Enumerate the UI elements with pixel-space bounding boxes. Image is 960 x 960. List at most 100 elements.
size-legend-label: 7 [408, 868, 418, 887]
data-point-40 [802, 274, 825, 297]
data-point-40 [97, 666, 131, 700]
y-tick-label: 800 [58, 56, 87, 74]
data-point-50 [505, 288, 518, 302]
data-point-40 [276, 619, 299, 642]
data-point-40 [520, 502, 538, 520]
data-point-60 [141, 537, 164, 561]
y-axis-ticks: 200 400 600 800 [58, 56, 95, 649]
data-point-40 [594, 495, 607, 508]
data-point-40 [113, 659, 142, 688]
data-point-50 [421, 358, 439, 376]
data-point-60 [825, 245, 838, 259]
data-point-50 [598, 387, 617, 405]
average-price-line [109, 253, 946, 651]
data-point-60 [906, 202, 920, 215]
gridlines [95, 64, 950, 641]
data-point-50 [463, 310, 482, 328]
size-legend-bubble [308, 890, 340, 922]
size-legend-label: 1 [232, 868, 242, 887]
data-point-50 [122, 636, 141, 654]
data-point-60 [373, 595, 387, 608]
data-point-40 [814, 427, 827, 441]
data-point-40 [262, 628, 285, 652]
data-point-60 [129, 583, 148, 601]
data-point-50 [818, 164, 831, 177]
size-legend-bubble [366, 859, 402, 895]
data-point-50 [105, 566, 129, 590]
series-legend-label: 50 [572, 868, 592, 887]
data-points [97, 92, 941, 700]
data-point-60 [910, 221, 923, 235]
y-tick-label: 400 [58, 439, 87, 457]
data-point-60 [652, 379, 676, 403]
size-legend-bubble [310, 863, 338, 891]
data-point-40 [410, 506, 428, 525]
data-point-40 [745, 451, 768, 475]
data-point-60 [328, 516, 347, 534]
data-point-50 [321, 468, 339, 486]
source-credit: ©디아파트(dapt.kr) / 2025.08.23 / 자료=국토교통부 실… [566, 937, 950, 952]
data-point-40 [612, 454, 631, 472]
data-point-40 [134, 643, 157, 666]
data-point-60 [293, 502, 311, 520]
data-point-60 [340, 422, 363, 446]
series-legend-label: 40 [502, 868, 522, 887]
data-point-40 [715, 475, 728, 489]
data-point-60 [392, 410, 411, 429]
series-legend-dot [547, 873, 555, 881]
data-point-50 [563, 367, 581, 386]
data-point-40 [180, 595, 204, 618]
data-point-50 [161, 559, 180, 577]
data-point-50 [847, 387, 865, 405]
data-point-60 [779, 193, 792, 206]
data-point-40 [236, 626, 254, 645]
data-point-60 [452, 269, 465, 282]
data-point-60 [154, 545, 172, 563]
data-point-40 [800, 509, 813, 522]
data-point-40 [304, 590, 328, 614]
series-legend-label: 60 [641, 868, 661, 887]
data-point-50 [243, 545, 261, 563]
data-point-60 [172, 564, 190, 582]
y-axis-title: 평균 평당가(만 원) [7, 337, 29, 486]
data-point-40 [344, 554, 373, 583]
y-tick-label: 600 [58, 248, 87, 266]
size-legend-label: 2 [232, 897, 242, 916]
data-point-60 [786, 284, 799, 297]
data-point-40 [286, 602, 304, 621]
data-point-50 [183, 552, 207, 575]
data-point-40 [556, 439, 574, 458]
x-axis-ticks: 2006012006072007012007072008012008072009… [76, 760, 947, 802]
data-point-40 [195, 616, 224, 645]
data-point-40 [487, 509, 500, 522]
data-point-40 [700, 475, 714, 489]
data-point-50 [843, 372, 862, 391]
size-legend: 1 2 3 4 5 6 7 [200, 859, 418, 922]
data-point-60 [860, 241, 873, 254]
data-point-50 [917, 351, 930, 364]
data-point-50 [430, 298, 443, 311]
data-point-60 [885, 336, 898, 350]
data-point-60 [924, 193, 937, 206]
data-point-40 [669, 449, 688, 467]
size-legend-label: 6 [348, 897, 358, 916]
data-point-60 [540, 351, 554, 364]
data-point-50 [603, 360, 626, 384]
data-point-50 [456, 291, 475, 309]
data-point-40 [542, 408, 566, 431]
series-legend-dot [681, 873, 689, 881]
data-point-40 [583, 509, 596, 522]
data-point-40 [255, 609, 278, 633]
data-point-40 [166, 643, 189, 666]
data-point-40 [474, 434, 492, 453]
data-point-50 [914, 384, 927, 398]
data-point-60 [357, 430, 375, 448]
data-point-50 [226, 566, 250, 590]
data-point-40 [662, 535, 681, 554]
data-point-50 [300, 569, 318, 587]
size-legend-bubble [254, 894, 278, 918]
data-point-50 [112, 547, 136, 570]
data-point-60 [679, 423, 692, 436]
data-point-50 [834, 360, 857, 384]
★ ★ ★ ★
### [Task objective]
Convert the entries above into a JSON list of strings, with one string for each line and no blank lines.

### [The response]
[
  "Enumerate the UI elements with pixel-space bounding boxes. Image is 960 x 960. List at most 100 elements.",
  "size-legend-label: 7 [408, 868, 418, 887]",
  "data-point-40 [802, 274, 825, 297]",
  "data-point-40 [97, 666, 131, 700]",
  "y-tick-label: 800 [58, 56, 87, 74]",
  "data-point-50 [505, 288, 518, 302]",
  "data-point-40 [276, 619, 299, 642]",
  "data-point-40 [520, 502, 538, 520]",
  "data-point-60 [141, 537, 164, 561]",
  "y-axis-ticks: 200 400 600 800 [58, 56, 95, 649]",
  "data-point-40 [594, 495, 607, 508]",
  "data-point-40 [113, 659, 142, 688]",
  "data-point-50 [421, 358, 439, 376]",
  "data-point-60 [825, 245, 838, 259]",
  "data-point-50 [598, 387, 617, 405]",
  "average-price-line [109, 253, 946, 651]",
  "data-point-60 [906, 202, 920, 215]",
  "gridlines [95, 64, 950, 641]",
  "data-point-50 [463, 310, 482, 328]",
  "size-legend-bubble [308, 890, 340, 922]",
  "size-legend-label: 1 [232, 868, 242, 887]",
  "data-point-50 [122, 636, 141, 654]",
  "data-point-60 [373, 595, 387, 608]",
  "data-point-40 [814, 427, 827, 441]",
  "data-point-40 [262, 628, 285, 652]",
  "data-point-60 [129, 583, 148, 601]",
  "data-point-50 [818, 164, 831, 177]",
  "size-legend-bubble [366, 859, 402, 895]",
  "data-point-50 [105, 566, 129, 590]",
  "series-legend-label: 50 [572, 868, 592, 887]",
  "data-points [97, 92, 941, 700]",
  "data-point-60 [910, 221, 923, 235]",
  "y-tick-label: 400 [58, 439, 87, 457]",
  "data-point-60 [652, 379, 676, 403]",
  "size-legend-bubble [310, 863, 338, 891]",
  "data-point-40 [410, 506, 428, 525]",
  "data-point-40 [745, 451, 768, 475]",
  "data-point-60 [328, 516, 347, 534]",
  "data-point-50 [321, 468, 339, 486]",
  "source-credit: ©디아파트(dapt.kr) / 2025.08.23 / 자료=국토교통부 실… [566, 937, 950, 952]",
  "data-point-40 [612, 454, 631, 472]",
  "data-point-40 [134, 643, 157, 666]",
  "data-point-60 [293, 502, 311, 520]",
  "data-point-60 [340, 422, 363, 446]",
  "series-legend-label: 40 [502, 868, 522, 887]",
  "data-point-40 [715, 475, 728, 489]",
  "data-point-60 [392, 410, 411, 429]",
  "series-legend-dot [547, 873, 555, 881]",
  "data-point-50 [563, 367, 581, 386]",
  "data-point-40 [180, 595, 204, 618]",
  "data-point-50 [161, 559, 180, 577]",
  "data-point-50 [847, 387, 865, 405]",
  "data-point-60 [779, 193, 792, 206]",
  "data-point-40 [236, 626, 254, 645]",
  "data-point-60 [452, 269, 465, 282]",
  "data-point-60 [154, 545, 172, 563]",
  "data-point-40 [800, 509, 813, 522]",
  "data-point-40 [304, 590, 328, 614]",
  "series-legend-label: 60 [641, 868, 661, 887]",
  "data-point-50 [243, 545, 261, 563]",
  "data-point-60 [172, 564, 190, 582]",
  "y-axis-title: 평균 평당가(만 원) [7, 337, 29, 486]",
  "data-point-40 [344, 554, 373, 583]",
  "y-tick-label: 600 [58, 248, 87, 266]",
  "size-legend-label: 2 [232, 897, 242, 916]",
  "data-point-60 [786, 284, 799, 297]",
  "data-point-40 [286, 602, 304, 621]",
  "data-point-50 [183, 552, 207, 575]",
  "data-point-40 [556, 439, 574, 458]",
  "x-axis-ticks: 2006012006072007012007072008012008072009… [76, 760, 947, 802]",
  "data-point-40 [195, 616, 224, 645]",
  "data-point-40 [487, 509, 500, 522]",
  "data-point-40 [700, 475, 714, 489]",
  "data-point-50 [843, 372, 862, 391]",
  "size-legend: 1 2 3 4 5 6 7 [200, 859, 418, 922]",
  "data-point-60 [860, 241, 873, 254]",
  "data-point-50 [917, 351, 930, 364]",
  "data-point-50 [430, 298, 443, 311]",
  "data-point-60 [885, 336, 898, 350]",
  "data-point-60 [924, 193, 937, 206]",
  "data-point-40 [669, 449, 688, 467]",
  "size-legend-label: 6 [348, 897, 358, 916]",
  "data-point-60 [540, 351, 554, 364]",
  "data-point-50 [603, 360, 626, 384]",
  "data-point-50 [456, 291, 475, 309]",
  "data-point-40 [542, 408, 566, 431]",
  "series-legend-dot [681, 873, 689, 881]",
  "data-point-40 [583, 509, 596, 522]",
  "data-point-40 [255, 609, 278, 633]",
  "data-point-40 [166, 643, 189, 666]",
  "data-point-40 [474, 434, 492, 453]",
  "data-point-50 [914, 384, 927, 398]",
  "data-point-60 [357, 430, 375, 448]",
  "data-point-50 [226, 566, 250, 590]",
  "data-point-40 [662, 535, 681, 554]",
  "data-point-50 [300, 569, 318, 587]",
  "size-legend-bubble [254, 894, 278, 918]",
  "data-point-50 [112, 547, 136, 570]",
  "data-point-60 [679, 423, 692, 436]",
  "data-point-50 [834, 360, 857, 384]"
]